### [What you should do]
Quote the records beneath, complete and exact. Leave out images.

### [Data supplied]
* begin *

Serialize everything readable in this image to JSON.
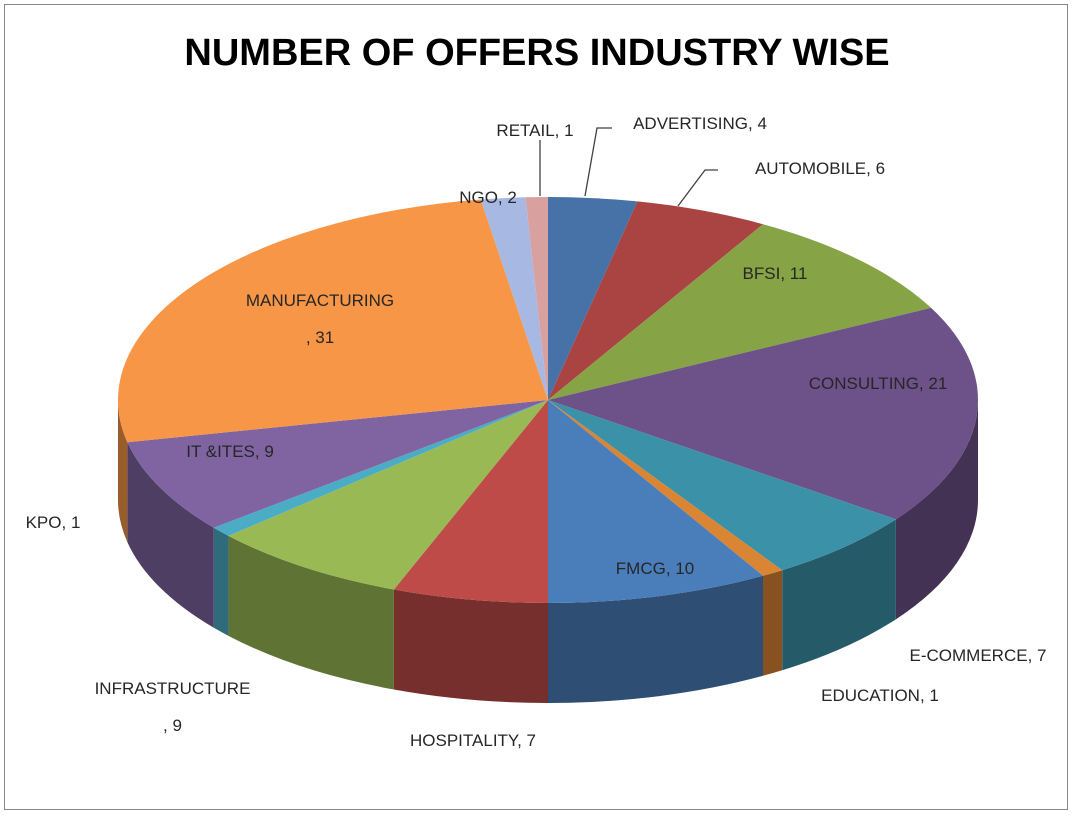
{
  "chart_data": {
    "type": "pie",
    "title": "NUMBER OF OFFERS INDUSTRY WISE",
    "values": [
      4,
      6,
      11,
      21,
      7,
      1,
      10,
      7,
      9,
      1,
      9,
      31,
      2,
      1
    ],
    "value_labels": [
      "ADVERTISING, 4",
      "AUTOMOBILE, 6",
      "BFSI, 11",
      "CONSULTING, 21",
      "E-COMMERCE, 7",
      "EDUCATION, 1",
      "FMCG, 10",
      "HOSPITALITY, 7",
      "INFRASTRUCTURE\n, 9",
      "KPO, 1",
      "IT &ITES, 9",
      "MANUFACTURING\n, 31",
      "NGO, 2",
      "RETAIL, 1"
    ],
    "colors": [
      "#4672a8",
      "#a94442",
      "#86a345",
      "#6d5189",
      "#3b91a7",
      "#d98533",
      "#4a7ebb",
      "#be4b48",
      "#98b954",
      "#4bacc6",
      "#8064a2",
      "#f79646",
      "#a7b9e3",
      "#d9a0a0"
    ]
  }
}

* end *

### [Written reply]
Serialize everything readable in this image to JSON.
{
  "chart_data": {
    "type": "pie",
    "title": "NUMBER OF OFFERS INDUSTRY WISE",
    "values": [
      4,
      6,
      11,
      21,
      7,
      1,
      10,
      7,
      9,
      1,
      9,
      31,
      2,
      1
    ],
    "value_labels": [
      "ADVERTISING, 4",
      "AUTOMOBILE, 6",
      "BFSI, 11",
      "CONSULTING, 21",
      "E-COMMERCE, 7",
      "EDUCATION, 1",
      "FMCG, 10",
      "HOSPITALITY, 7",
      "INFRASTRUCTURE\n, 9",
      "KPO, 1",
      "IT &ITES, 9",
      "MANUFACTURING\n, 31",
      "NGO, 2",
      "RETAIL, 1"
    ],
    "colors": [
      "#4672a8",
      "#a94442",
      "#86a345",
      "#6d5189",
      "#3b91a7",
      "#d98533",
      "#4a7ebb",
      "#be4b48",
      "#98b954",
      "#4bacc6",
      "#8064a2",
      "#f79646",
      "#a7b9e3",
      "#d9a0a0"
    ]
  }
}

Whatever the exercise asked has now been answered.